Extracted entries
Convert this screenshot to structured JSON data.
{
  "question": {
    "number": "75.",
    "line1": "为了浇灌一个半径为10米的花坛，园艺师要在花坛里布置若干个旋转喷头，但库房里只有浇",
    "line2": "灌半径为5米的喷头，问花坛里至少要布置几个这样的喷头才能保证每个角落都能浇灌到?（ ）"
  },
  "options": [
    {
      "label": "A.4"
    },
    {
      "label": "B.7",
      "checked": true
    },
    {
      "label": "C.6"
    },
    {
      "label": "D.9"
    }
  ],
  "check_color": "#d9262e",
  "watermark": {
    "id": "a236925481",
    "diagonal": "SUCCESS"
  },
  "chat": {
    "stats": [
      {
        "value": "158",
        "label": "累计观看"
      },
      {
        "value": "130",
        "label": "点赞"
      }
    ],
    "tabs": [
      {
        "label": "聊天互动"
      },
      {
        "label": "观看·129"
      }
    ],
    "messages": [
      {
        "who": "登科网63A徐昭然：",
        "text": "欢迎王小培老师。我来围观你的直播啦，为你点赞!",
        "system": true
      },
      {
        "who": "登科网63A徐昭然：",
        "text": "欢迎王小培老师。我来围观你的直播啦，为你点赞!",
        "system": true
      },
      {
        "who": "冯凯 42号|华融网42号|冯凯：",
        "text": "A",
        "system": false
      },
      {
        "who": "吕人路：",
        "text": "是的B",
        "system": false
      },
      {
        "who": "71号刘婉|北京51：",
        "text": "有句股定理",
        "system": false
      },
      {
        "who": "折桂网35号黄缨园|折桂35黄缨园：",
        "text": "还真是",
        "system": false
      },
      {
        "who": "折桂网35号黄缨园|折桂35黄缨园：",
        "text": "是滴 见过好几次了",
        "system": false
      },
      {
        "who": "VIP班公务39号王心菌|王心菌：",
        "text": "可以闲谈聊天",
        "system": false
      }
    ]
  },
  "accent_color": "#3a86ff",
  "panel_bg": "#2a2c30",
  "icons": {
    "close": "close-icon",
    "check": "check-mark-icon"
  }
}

Exercise brief
Transcribe all entries exactly as they are given.

Problem solution
Convert this screenshot to structured JSON data.
{
  "question": {
    "number": "75.",
    "line1": "为了浇灌一个半径为10米的花坛，园艺师要在花坛里布置若干个旋转喷头，但库房里只有浇",
    "line2": "灌半径为5米的喷头，问花坛里至少要布置几个这样的喷头才能保证每个角落都能浇灌到?（ ）"
  },
  "options": [
    {
      "label": "A.4"
    },
    {
      "label": "B.7",
      "checked": true
    },
    {
      "label": "C.6"
    },
    {
      "label": "D.9"
    }
  ],
  "check_color": "#d9262e",
  "watermark": {
    "id": "a236925481",
    "diagonal": "SUCCESS"
  },
  "chat": {
    "stats": [
      {
        "value": "158",
        "label": "累计观看"
      },
      {
        "value": "130",
        "label": "点赞"
      }
    ],
    "tabs": [
      {
        "label": "聊天互动"
      },
      {
        "label": "观看·129"
      }
    ],
    "messages": [
      {
        "who": "登科网63A徐昭然：",
        "text": "欢迎王小培老师。我来围观你的直播啦，为你点赞!",
        "system": true
      },
      {
        "who": "登科网63A徐昭然：",
        "text": "欢迎王小培老师。我来围观你的直播啦，为你点赞!",
        "system": true
      },
      {
        "who": "冯凯 42号|华融网42号|冯凯：",
        "text": "A",
        "system": false
      },
      {
        "who": "吕人路：",
        "text": "是的B",
        "system": false
      },
      {
        "who": "71号刘婉|北京51：",
        "text": "有句股定理",
        "system": false
      },
      {
        "who": "折桂网35号黄缨园|折桂35黄缨园：",
        "text": "还真是",
        "system": false
      },
      {
        "who": "折桂网35号黄缨园|折桂35黄缨园：",
        "text": "是滴 见过好几次了",
        "system": false
      },
      {
        "who": "VIP班公务39号王心菌|王心菌：",
        "text": "可以闲谈聊天",
        "system": false
      }
    ]
  },
  "accent_color": "#3a86ff",
  "panel_bg": "#2a2c30",
  "icons": {
    "close": "close-icon",
    "check": "check-mark-icon"
  }
}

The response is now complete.